• _Extracted data_:
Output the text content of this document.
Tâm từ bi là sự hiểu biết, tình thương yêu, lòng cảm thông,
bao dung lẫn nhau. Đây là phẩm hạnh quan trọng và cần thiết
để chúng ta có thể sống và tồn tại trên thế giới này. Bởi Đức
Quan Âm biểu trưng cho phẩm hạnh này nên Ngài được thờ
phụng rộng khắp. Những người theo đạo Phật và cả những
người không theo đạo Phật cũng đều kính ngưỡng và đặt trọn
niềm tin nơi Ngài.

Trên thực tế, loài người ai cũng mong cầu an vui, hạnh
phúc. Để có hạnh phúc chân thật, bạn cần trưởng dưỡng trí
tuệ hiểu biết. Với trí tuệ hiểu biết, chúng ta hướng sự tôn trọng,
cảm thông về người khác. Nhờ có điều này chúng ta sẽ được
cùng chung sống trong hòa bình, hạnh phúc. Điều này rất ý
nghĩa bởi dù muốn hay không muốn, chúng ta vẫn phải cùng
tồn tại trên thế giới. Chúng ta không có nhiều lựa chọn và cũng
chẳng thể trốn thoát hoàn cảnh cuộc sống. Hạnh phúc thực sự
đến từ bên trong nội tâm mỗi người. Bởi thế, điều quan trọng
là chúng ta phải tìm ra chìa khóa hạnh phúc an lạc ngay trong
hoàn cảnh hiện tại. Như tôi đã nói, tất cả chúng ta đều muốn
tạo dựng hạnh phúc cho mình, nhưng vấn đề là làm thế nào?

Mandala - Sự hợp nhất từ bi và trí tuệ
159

• _Task directions_:
Quote each line above in full, word for word.

• _Answer for the task_:
Output the text content of this document.
Tâm từ bi là sự hiểu biết, tình thương yêu, lòng cảm thông,
bao dung lẫn nhau. Đây là phẩm hạnh quan trọng và cần thiết
để chúng ta có thể sống và tồn tại trên thế giới này. Bởi Đức
Quan Âm biểu trưng cho phẩm hạnh này nên Ngài được thờ
phụng rộng khắp. Những người theo đạo Phật và cả những
người không theo đạo Phật cũng đều kính ngưỡng và đặt trọn
niềm tin nơi Ngài.

Trên thực tế, loài người ai cũng mong cầu an vui, hạnh
phúc. Để có hạnh phúc chân thật, bạn cần trưởng dưỡng trí
tuệ hiểu biết. Với trí tuệ hiểu biết, chúng ta hướng sự tôn trọng,
cảm thông về người khác. Nhờ có điều này chúng ta sẽ được
cùng chung sống trong hòa bình, hạnh phúc. Điều này rất ý
nghĩa bởi dù muốn hay không muốn, chúng ta vẫn phải cùng
tồn tại trên thế giới. Chúng ta không có nhiều lựa chọn và cũng
chẳng thể trốn thoát hoàn cảnh cuộc sống. Hạnh phúc thực sự
đến từ bên trong nội tâm mỗi người. Bởi thế, điều quan trọng
là chúng ta phải tìm ra chìa khóa hạnh phúc an lạc ngay trong
hoàn cảnh hiện tại. Như tôi đã nói, tất cả chúng ta đều muốn
tạo dựng hạnh phúc cho mình, nhưng vấn đề là làm thế nào?

Mandala - Sự hợp nhất từ bi và trí tuệ
159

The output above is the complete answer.